▸ **DATA FOR PROCESSING**:
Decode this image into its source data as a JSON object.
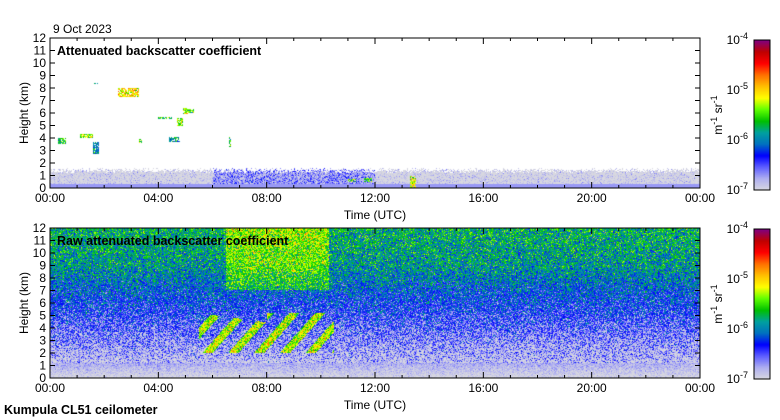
{
  "header": {
    "date": "9 Oct 2023"
  },
  "footer": {
    "instrument": "Kumpula CL51 ceilometer"
  },
  "colors": {
    "colormap": [
      "#d8d8e0",
      "#b0b0f0",
      "#6060ff",
      "#0000ff",
      "#0070c0",
      "#00a0a0",
      "#00c000",
      "#60ff00",
      "#ffff00",
      "#ffc000",
      "#ff7000",
      "#ff0000",
      "#c00000",
      "#800080"
    ]
  },
  "chart_data": [
    {
      "type": "heatmap",
      "title": "Attenuated backscatter coefficient",
      "xlabel": "Time (UTC)",
      "ylabel": "Height (km)",
      "xticks": [
        "00:00",
        "04:00",
        "08:00",
        "12:00",
        "16:00",
        "20:00",
        "00:00"
      ],
      "xlim_hours": [
        0,
        24
      ],
      "yticks": [
        "0",
        "1",
        "2",
        "3",
        "4",
        "5",
        "6",
        "7",
        "8",
        "9",
        "10",
        "11",
        "12"
      ],
      "ylim_km": [
        0,
        12
      ],
      "colorbar": {
        "label": "m-1 sr-1",
        "ticks": [
          "10-7",
          "10-6",
          "10-5",
          "10-4"
        ],
        "range": [
          1e-07,
          0.0001
        ],
        "scale": "log"
      },
      "clouds": [
        {
          "t": [
            0.3,
            0.6
          ],
          "h": [
            3.5,
            4.0
          ],
          "log": -5.6
        },
        {
          "t": [
            1.1,
            1.6
          ],
          "h": [
            4.0,
            4.3
          ],
          "log": -5.3
        },
        {
          "t": [
            1.6,
            1.8
          ],
          "h": [
            2.7,
            3.7
          ],
          "log": -6.0
        },
        {
          "t": [
            1.6,
            1.9
          ],
          "h": [
            8.3,
            8.4
          ],
          "log": -5.8
        },
        {
          "t": [
            2.5,
            3.3
          ],
          "h": [
            7.3,
            8.0
          ],
          "log": -5.1
        },
        {
          "t": [
            3.3,
            3.4
          ],
          "h": [
            3.6,
            3.9
          ],
          "log": -5.5
        },
        {
          "t": [
            4.0,
            4.5
          ],
          "h": [
            5.5,
            5.7
          ],
          "log": -5.6
        },
        {
          "t": [
            4.4,
            4.8
          ],
          "h": [
            3.7,
            4.1
          ],
          "log": -5.9
        },
        {
          "t": [
            4.7,
            4.9
          ],
          "h": [
            5.0,
            5.6
          ],
          "log": -5.4
        },
        {
          "t": [
            4.9,
            5.1
          ],
          "h": [
            5.9,
            6.4
          ],
          "log": -5.3
        },
        {
          "t": [
            5.1,
            5.3
          ],
          "h": [
            6.0,
            6.3
          ],
          "log": -5.5
        },
        {
          "t": [
            6.6,
            6.7
          ],
          "h": [
            3.3,
            4.1
          ],
          "log": -5.6
        },
        {
          "t": [
            11.0,
            11.3
          ],
          "h": [
            0.5,
            0.7
          ],
          "log": -5.4
        },
        {
          "t": [
            11.6,
            11.9
          ],
          "h": [
            0.5,
            0.8
          ],
          "log": -5.5
        },
        {
          "t": [
            13.3,
            13.5
          ],
          "h": [
            0.0,
            1.0
          ],
          "log": -5.2
        }
      ]
    },
    {
      "type": "heatmap",
      "title": "Raw attenuated backscatter coefficient",
      "xlabel": "Time (UTC)",
      "ylabel": "Height (km)",
      "xticks": [
        "00:00",
        "04:00",
        "08:00",
        "12:00",
        "16:00",
        "20:00",
        "00:00"
      ],
      "xlim_hours": [
        0,
        24
      ],
      "yticks": [
        "0",
        "1",
        "2",
        "3",
        "4",
        "5",
        "6",
        "7",
        "8",
        "9",
        "10",
        "11",
        "12"
      ],
      "ylim_km": [
        0,
        12
      ],
      "colorbar": {
        "label": "m-1 sr-1",
        "ticks": [
          "10-7",
          "10-6",
          "10-5",
          "10-4"
        ],
        "range": [
          1e-07,
          0.0001
        ],
        "scale": "log"
      },
      "features": [
        {
          "t": [
            6.0,
            10.3
          ],
          "h": [
            2.0,
            5.0
          ],
          "log": -5.2,
          "note": "aerosol/cloud streaks"
        },
        {
          "t": [
            6.5,
            10.3
          ],
          "h": [
            8.0,
            12.0
          ],
          "log": -5.2,
          "note": "noise enhancement"
        }
      ]
    }
  ]
}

▸ **WORK TO COMPLETE**: Do not include the images; transcribe the rest of the listing exactly.

▸ **RESULT OF THE EXERCISE**:
Decode this image into its source data as a JSON object.
{
  "header": {
    "date": "9 Oct 2023"
  },
  "footer": {
    "instrument": "Kumpula CL51 ceilometer"
  },
  "colors": {
    "colormap": [
      "#d8d8e0",
      "#b0b0f0",
      "#6060ff",
      "#0000ff",
      "#0070c0",
      "#00a0a0",
      "#00c000",
      "#60ff00",
      "#ffff00",
      "#ffc000",
      "#ff7000",
      "#ff0000",
      "#c00000",
      "#800080"
    ]
  },
  "chart_data": [
    {
      "type": "heatmap",
      "title": "Attenuated backscatter coefficient",
      "xlabel": "Time (UTC)",
      "ylabel": "Height (km)",
      "xticks": [
        "00:00",
        "04:00",
        "08:00",
        "12:00",
        "16:00",
        "20:00",
        "00:00"
      ],
      "xlim_hours": [
        0,
        24
      ],
      "yticks": [
        "0",
        "1",
        "2",
        "3",
        "4",
        "5",
        "6",
        "7",
        "8",
        "9",
        "10",
        "11",
        "12"
      ],
      "ylim_km": [
        0,
        12
      ],
      "colorbar": {
        "label": "m-1 sr-1",
        "ticks": [
          "10-7",
          "10-6",
          "10-5",
          "10-4"
        ],
        "range": [
          1e-07,
          0.0001
        ],
        "scale": "log"
      },
      "clouds": [
        {
          "t": [
            0.3,
            0.6
          ],
          "h": [
            3.5,
            4.0
          ],
          "log": -5.6
        },
        {
          "t": [
            1.1,
            1.6
          ],
          "h": [
            4.0,
            4.3
          ],
          "log": -5.3
        },
        {
          "t": [
            1.6,
            1.8
          ],
          "h": [
            2.7,
            3.7
          ],
          "log": -6.0
        },
        {
          "t": [
            1.6,
            1.9
          ],
          "h": [
            8.3,
            8.4
          ],
          "log": -5.8
        },
        {
          "t": [
            2.5,
            3.3
          ],
          "h": [
            7.3,
            8.0
          ],
          "log": -5.1
        },
        {
          "t": [
            3.3,
            3.4
          ],
          "h": [
            3.6,
            3.9
          ],
          "log": -5.5
        },
        {
          "t": [
            4.0,
            4.5
          ],
          "h": [
            5.5,
            5.7
          ],
          "log": -5.6
        },
        {
          "t": [
            4.4,
            4.8
          ],
          "h": [
            3.7,
            4.1
          ],
          "log": -5.9
        },
        {
          "t": [
            4.7,
            4.9
          ],
          "h": [
            5.0,
            5.6
          ],
          "log": -5.4
        },
        {
          "t": [
            4.9,
            5.1
          ],
          "h": [
            5.9,
            6.4
          ],
          "log": -5.3
        },
        {
          "t": [
            5.1,
            5.3
          ],
          "h": [
            6.0,
            6.3
          ],
          "log": -5.5
        },
        {
          "t": [
            6.6,
            6.7
          ],
          "h": [
            3.3,
            4.1
          ],
          "log": -5.6
        },
        {
          "t": [
            11.0,
            11.3
          ],
          "h": [
            0.5,
            0.7
          ],
          "log": -5.4
        },
        {
          "t": [
            11.6,
            11.9
          ],
          "h": [
            0.5,
            0.8
          ],
          "log": -5.5
        },
        {
          "t": [
            13.3,
            13.5
          ],
          "h": [
            0.0,
            1.0
          ],
          "log": -5.2
        }
      ]
    },
    {
      "type": "heatmap",
      "title": "Raw attenuated backscatter coefficient",
      "xlabel": "Time (UTC)",
      "ylabel": "Height (km)",
      "xticks": [
        "00:00",
        "04:00",
        "08:00",
        "12:00",
        "16:00",
        "20:00",
        "00:00"
      ],
      "xlim_hours": [
        0,
        24
      ],
      "yticks": [
        "0",
        "1",
        "2",
        "3",
        "4",
        "5",
        "6",
        "7",
        "8",
        "9",
        "10",
        "11",
        "12"
      ],
      "ylim_km": [
        0,
        12
      ],
      "colorbar": {
        "label": "m-1 sr-1",
        "ticks": [
          "10-7",
          "10-6",
          "10-5",
          "10-4"
        ],
        "range": [
          1e-07,
          0.0001
        ],
        "scale": "log"
      },
      "features": [
        {
          "t": [
            6.0,
            10.3
          ],
          "h": [
            2.0,
            5.0
          ],
          "log": -5.2,
          "note": "aerosol/cloud streaks"
        },
        {
          "t": [
            6.5,
            10.3
          ],
          "h": [
            8.0,
            12.0
          ],
          "log": -5.2,
          "note": "noise enhancement"
        }
      ]
    }
  ]
}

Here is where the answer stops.